__WHAT YOU WILL DO__
**A.** Say whether each statement below agrees with the article on Cleveland's Channel 19: (i) Channel 19 finished third in the ratings in the year its joint operation began; (ii) John Llewellyn, the most recent general manager, left for rural Michigan in January; (iii) of roughly 60 people in the newsroom when Applegate arrived, only 10 to 15 remained two years later. For each, answer yes or no and quote the words of the article that decide it.
**B.** Write the next part of the article on Cleveland's Channel 19, beginning after its final sentence.

__SELECTED EXCERPT__
((

When the channels began their joint operation in 1995, their newscasts looked destined to challenge WEWS Channel 5, WKYC Channel 3, and WJW Channel 8 for ratings supremacy, and management wasn't shy about predicting it.
"It's going to be the most exciting broadcast in Cleveland, and the rest of the market is going to have to take heed," then-General Manager Dennis Thatcher told The Plain Dealer.
Instead, the market clobbered him. Channel 19 finished fourth in the ratings that year and still makes camp there six years later. In that same time, anchorwoman Denise Dufala has sat beside four co-anchors, and the meteorologist's face has changed as rapidly as the seasons. Corporate cutbacks have gutted the behind-the-scenes staff, which now does more work for significantly less pay than counterparts at other stations. That prompted a vote to unionize almost a year ago, but bitter negotiations have yet to yield a contract.
Now, as the fourth general manager in six years takes office, the enthusiasm for change is on the wane. No one in the news department would speak on the record about Applegate's arrival, save News Director Tony Ballew, who offered a terse statement: "We're not interested in being part of your article."
The gloom at 19 and 43 is enough to make the typical general manager hightail it to rural Michigan, as John Llewellyn, the most recent GM, did in January. But Applegate is far from typical. To those who have seen him in other markets, the circumstances in Cleveland are ideal.
"The stage is set for him to do what he does best," says Feder. "His specialty is coming into stations that are deeply in trouble, and he finds a new way to make a station relevant to viewers."
In most cases, Bill Applegate's résumé arrives at a station before him. His big-market credentials are impressive -- especially for a station looking to assert itself as a major news player.
But someone inevitably stumbles across the library of articles that chronicle Applegate and the legions of bitter journalists he's left in his wake. Their warning: Applegate may take your station to the top, but you probably won't be around to see it.
"It's safe to say most people were scared to death to know he was coming here," says Dave Brown, the lead meteorologist at WMC-TV in Memphis, who survived Applegate's tenure there.
When the GM arrived in Tennessee, many suspected his reputation was merely embellished by a few disgruntled employees. Besides, aren't all brilliant men eccentric and temperamental?
"They said, 'He's not going to be that bad. He's a TV genius,'" recalls one former Memphis staffer. "And I think that's what everyone wanted to think, but the devil's not going to come to town dressed in red with horns on his head. He's going to seem nice. He'll say he appreciates you. He'll say things aren't really going to change."
Of the roughly 60 people in the newsroom when Applegate arrived, only 10 to 15 remain two years later.
In Syracuse, Matt Mulcahy was the evening anchor with four years' tenure. Applegate sent him with a helicopter to cover the crash of TWA Flight 800, and when he came back, Applegate told him his reporting was outstanding -- "network material" even.

))

__Collection entries__
((

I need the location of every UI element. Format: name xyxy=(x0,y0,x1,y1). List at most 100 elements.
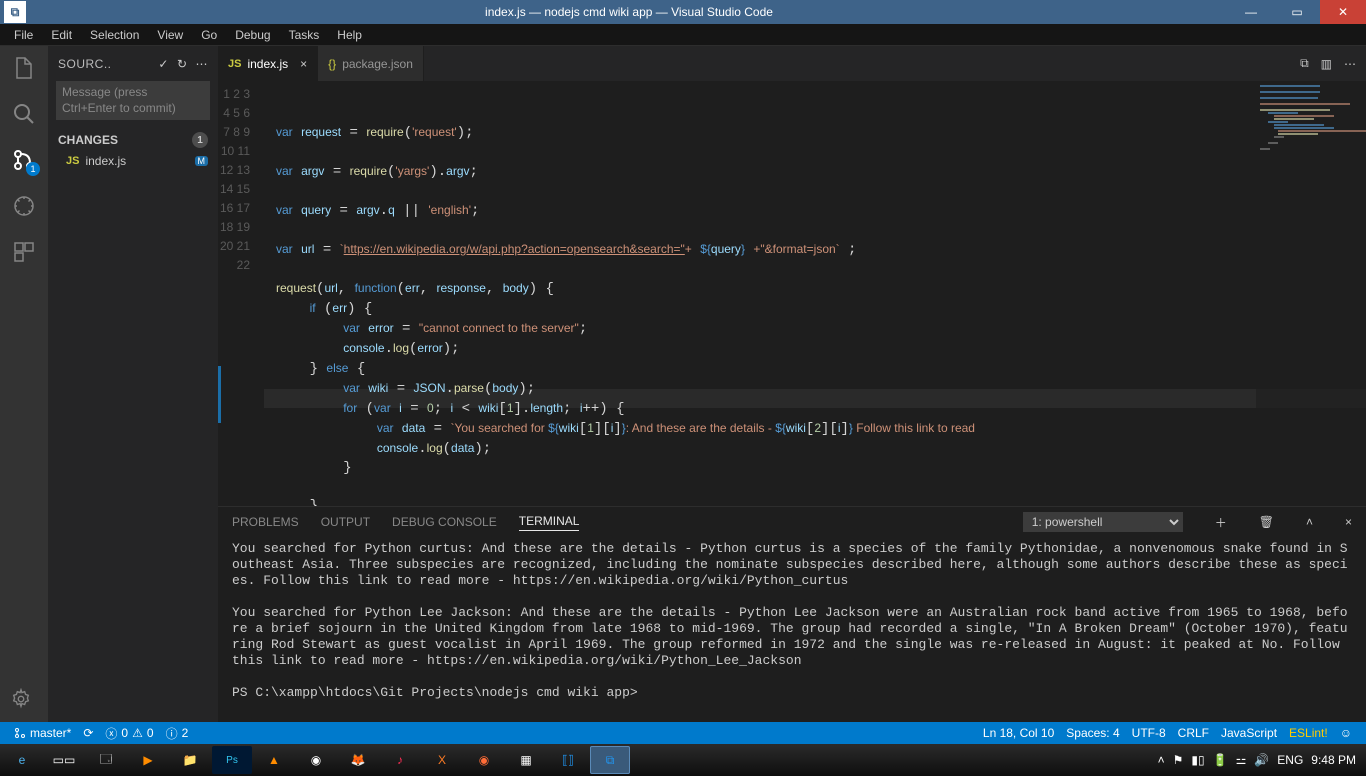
menu-go[interactable]: Go xyxy=(193,26,225,44)
changed-file-item[interactable]: JS index.js M xyxy=(48,152,218,170)
sync-status[interactable]: ⟳ xyxy=(77,726,99,740)
vlc-icon[interactable]: ▲ xyxy=(254,746,294,774)
panel-tabs: PROBLEMS OUTPUT DEBUG CONSOLE TERMINAL 1… xyxy=(218,507,1366,537)
chrome-icon[interactable]: ◉ xyxy=(296,746,336,774)
itunes-icon[interactable]: ♪ xyxy=(380,746,420,774)
tray-network-icon[interactable]: ▮▯ xyxy=(1191,753,1204,767)
modified-badge: M xyxy=(195,156,209,166)
terminal-output[interactable]: You searched for Python curtus: And thes… xyxy=(218,537,1366,722)
line-number-gutter: 1 2 3 4 5 6 7 8 9 10 11 12 13 14 15 16 1… xyxy=(218,81,264,506)
tab-label: index.js xyxy=(247,57,288,71)
indentation-status[interactable]: Spaces: 4 xyxy=(1060,726,1125,740)
git-branch-status[interactable]: master* xyxy=(8,726,77,740)
tray-language[interactable]: ENG xyxy=(1277,753,1303,767)
kill-terminal-icon[interactable]: 🗑 xyxy=(1259,515,1274,529)
eslint-status[interactable]: ESLint! xyxy=(1283,726,1334,740)
eol-status[interactable]: CRLF xyxy=(1172,726,1215,740)
cursor-position[interactable]: Ln 18, Col 10 xyxy=(977,726,1060,740)
explorer-icon[interactable] xyxy=(10,54,38,82)
language-mode[interactable]: JavaScript xyxy=(1215,726,1283,740)
problems-status[interactable]: ⓧ 0 ⚠ 0 xyxy=(99,725,159,742)
search-icon[interactable] xyxy=(10,100,38,128)
info-status[interactable]: ⓘ 2 xyxy=(160,725,195,742)
brackets-icon[interactable]: ⟦⟧ xyxy=(548,746,588,774)
commit-check-icon[interactable]: ✓ xyxy=(158,57,169,71)
encoding-status[interactable]: UTF-8 xyxy=(1126,726,1172,740)
tray-volume-icon[interactable]: 🔊 xyxy=(1254,753,1269,767)
tray-wifi-icon[interactable]: ⚍ xyxy=(1236,753,1247,767)
tab-label: package.json xyxy=(342,57,413,71)
js-file-icon: JS xyxy=(228,58,241,70)
debug-icon[interactable] xyxy=(10,192,38,220)
window-title: index.js — nodejs cmd wiki app — Visual … xyxy=(30,5,1228,19)
sidebar-header: SOURC.. ✓ ↻ ⋯ xyxy=(48,46,218,81)
menu-edit[interactable]: Edit xyxy=(43,26,80,44)
firefox-icon[interactable]: 🦊 xyxy=(338,746,378,774)
panel-tab-output[interactable]: OUTPUT xyxy=(321,515,370,529)
code-editor[interactable]: 1 2 3 4 5 6 7 8 9 10 11 12 13 14 15 16 1… xyxy=(218,81,1366,506)
tab-package-json[interactable]: {} package.json xyxy=(318,46,424,81)
commit-message-input[interactable]: Message (press Ctrl+Enter to commit) xyxy=(56,81,210,120)
panel-tab-problems[interactable]: PROBLEMS xyxy=(232,515,299,529)
tab-index-js[interactable]: JS index.js × xyxy=(218,46,318,81)
xampp-icon[interactable]: X xyxy=(422,746,462,774)
changes-section-header[interactable]: CHANGES 1 xyxy=(48,128,218,152)
maximize-panel-icon[interactable]: ˄ xyxy=(1306,515,1313,529)
sidebar-title: SOURC.. xyxy=(58,57,112,71)
menu-help[interactable]: Help xyxy=(329,26,370,44)
branch-name: master* xyxy=(30,726,71,740)
menu-tasks[interactable]: Tasks xyxy=(281,26,328,44)
extensions-icon[interactable] xyxy=(10,238,38,266)
changes-count-badge: 1 xyxy=(192,132,208,148)
close-button[interactable]: ✕ xyxy=(1320,0,1366,24)
tray-chevron-icon[interactable]: ˄ xyxy=(1158,753,1165,767)
terminal-select[interactable]: 1: powershell xyxy=(1023,512,1183,532)
more-icon[interactable]: ⋯ xyxy=(196,57,209,71)
vscode-taskbar-icon[interactable]: ⧉ xyxy=(590,746,630,774)
menu-view[interactable]: View xyxy=(149,26,191,44)
tray-battery-icon[interactable]: 🔋 xyxy=(1213,753,1228,767)
vs-logo-icon: ⧉ xyxy=(4,1,26,23)
json-file-icon: {} xyxy=(328,57,336,71)
new-terminal-icon[interactable]: ＋ xyxy=(1215,514,1227,531)
panel-tab-debug-console[interactable]: DEBUG CONSOLE xyxy=(392,515,497,529)
editor-actions: ⧉ ▥ ⋯ xyxy=(1290,46,1366,81)
tray-flag-icon[interactable]: ⚑ xyxy=(1173,753,1184,767)
menu-file[interactable]: File xyxy=(6,26,41,44)
photoshop-icon[interactable]: Ps xyxy=(212,746,252,774)
close-panel-icon[interactable]: × xyxy=(1345,515,1352,529)
taskview-icon[interactable]: ▭▭ xyxy=(44,746,84,774)
close-tab-icon[interactable]: × xyxy=(300,57,307,71)
ie-icon[interactable]: e xyxy=(2,746,42,774)
source-control-icon[interactable]: 1 xyxy=(10,146,38,174)
compare-icon[interactable]: ⧉ xyxy=(1300,56,1309,71)
file-explorer-icon[interactable]: 📁 xyxy=(170,746,210,774)
tray-clock[interactable]: 9:48 PM xyxy=(1311,753,1356,767)
split-editor-icon[interactable]: ▥ xyxy=(1321,57,1332,71)
maximize-button[interactable]: ▭ xyxy=(1274,0,1320,24)
activity-bar: 1 xyxy=(0,46,48,722)
editor-tabs: JS index.js × {} package.json ⧉ ▥ ⋯ xyxy=(218,46,1366,81)
feedback-icon[interactable]: ☺ xyxy=(1334,726,1358,740)
menu-bar: File Edit Selection View Go Debug Tasks … xyxy=(0,24,1366,46)
sidebar: SOURC.. ✓ ↻ ⋯ Message (press Ctrl+Enter … xyxy=(48,46,218,722)
bottom-panel: PROBLEMS OUTPUT DEBUG CONSOLE TERMINAL 1… xyxy=(218,506,1366,722)
minimap[interactable] xyxy=(1256,81,1366,506)
menu-debug[interactable]: Debug xyxy=(227,26,278,44)
minimize-button[interactable]: — xyxy=(1228,0,1274,24)
app-icon[interactable]: 🗔 xyxy=(86,746,126,774)
settings-gear-icon[interactable] xyxy=(10,688,32,710)
js-file-icon: JS xyxy=(66,155,79,167)
modified-indicator xyxy=(218,366,221,423)
menu-selection[interactable]: Selection xyxy=(82,26,147,44)
status-bar: master* ⟳ ⓧ 0 ⚠ 0 ⓘ 2 Ln 18, Col 10 Spac… xyxy=(0,722,1366,744)
code-content[interactable]: var request = require('request'); var ar… xyxy=(264,81,1366,506)
refresh-icon[interactable]: ↻ xyxy=(177,57,188,71)
panel-tab-terminal[interactable]: TERMINAL xyxy=(519,514,580,531)
media-player-icon[interactable]: ▶ xyxy=(128,746,168,774)
postman-icon[interactable]: ◉ xyxy=(464,746,504,774)
system-tray[interactable]: ˄ ⚑ ▮▯ 🔋 ⚍ 🔊 ENG 9:48 PM xyxy=(1158,753,1364,767)
more-actions-icon[interactable]: ⋯ xyxy=(1344,57,1356,71)
app-icon-2[interactable]: ▦ xyxy=(506,746,546,774)
changes-label: CHANGES xyxy=(58,133,118,147)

))

__THE RESPONSES__
**A.**
(i) No: "Channel 19 finished fourth in the ratings that year"
(ii) Yes: "hightail it to rural Michigan, as John Llewellyn, the most recent GM, did in January"
(iii) Yes: "Of the roughly 60 people in the newsroom when Applegate arrived, only 10 to 15 remain two years later."

**B.**
Six months later, Applegate kicked him off the anchor desk. "I was absolutely blindsided," Mulcahy says. "I had no idea why he was making the change."
Harold Graeter, a longtime sports anchor in Memphis, wanted to retire at WMC, but Applegate did not pick up his contract. Graeter says he never knew the man and only passed him in the hall while toting a box of belongings on his way out of the building.
"He gave me this blank stare," Graeter recalls. "To see the look on his face, it was as if there was no recognition of who I was and what was happening. I was just another guy. He didn't seem to realize I was his sports director."
Those who aren't dismissed are given none-too-subtle hints. One ex-staffer saw the 13-hour days begin to pile up. "He turned my schedule into the Bataan Death March," says the man, who was so sickened by the experience that he's given up journalism. Applegate's memory still haunts him. "If there's evil in the world, it's Bill Applegate," he says.
Los Angeles Daily News critic Ray Richmond says KCBS staff talked about Applegate as if he were "Satan in a suit," and that the mood was "as close to mutiny as you'll ever see in a newsroom."
Boston Herald TV columnist Monica Collins says she discovered the same sentiments 20 years ago. She kept tabs on Applegate through her sources at Boston's WNEV, the station that gave him his first shot at a big market.
"He had General Patton's mentality and management tactics," she recalls. "He ruled through fear and intimidation, and it backfired. He lost a lot of talented people who just wouldn't put up with him."
Terry Anzur, a political reporter at KCBS when Applegate arrived, is one example. She left the station not long after discovering her job was obsolete. "We know what it says in your contract," she says she was told by Applegate's news director, "but if you want to get on the air, you've got to do dead bodies like everybody else."
Most GMs leave the newsroom to the news director, but Applegate is the exception. As he watches his station's news from his office TV, Applegate is said to attend to such minute details as the sequence of weather graphics. In Chicago, he once scolded an anchor for not consulting him before she changed her hairstyle.
Reporters are ordered to walk with the camera, even climb over fences as they talk, whether the story warrants it or not. The kinetics make it more lively. They do their shots live and on location. "Breaking News" banners fill the bottom of the screen, even when the story is over by several hours. If the story doesn't require an on-location report, it is still delivered live from the newsroom.
Applegate's anchors are usually ensconced in a big, sleek studio -- at least when the budget allows. They speak fast, and the stories zoom past. "By the time you said your name and a few facts, it was over," says a Chicago reporter. "They were not big on depth."
If a story has vivid pictures, it gets on the air, local or not.
Some in Memphis remember interrupting a newscast to cut away to live shots of a gas main explosion -- outside Houston. There were no injuries, no homes threatened -- just a giant, harmless inferno. "Make sure you say, 'Look at those flames!'" the anchor remembers hearing. Another newscast was interrupted because a construction worker was trapped high in a half-finished skyscraper -- in Atlanta.
Mike Crew, Applegate's pupil and the news director in Syracuse, admits the style can upset the more traditional and has overheard staffers curse Applegate.
"You're talking about a very polarizing person," says Crew. "Some think he is the devil personified. But Bill is tough on your ego. He requires that you require a lot of yourself, and the people who don't, they're the ones who have problems."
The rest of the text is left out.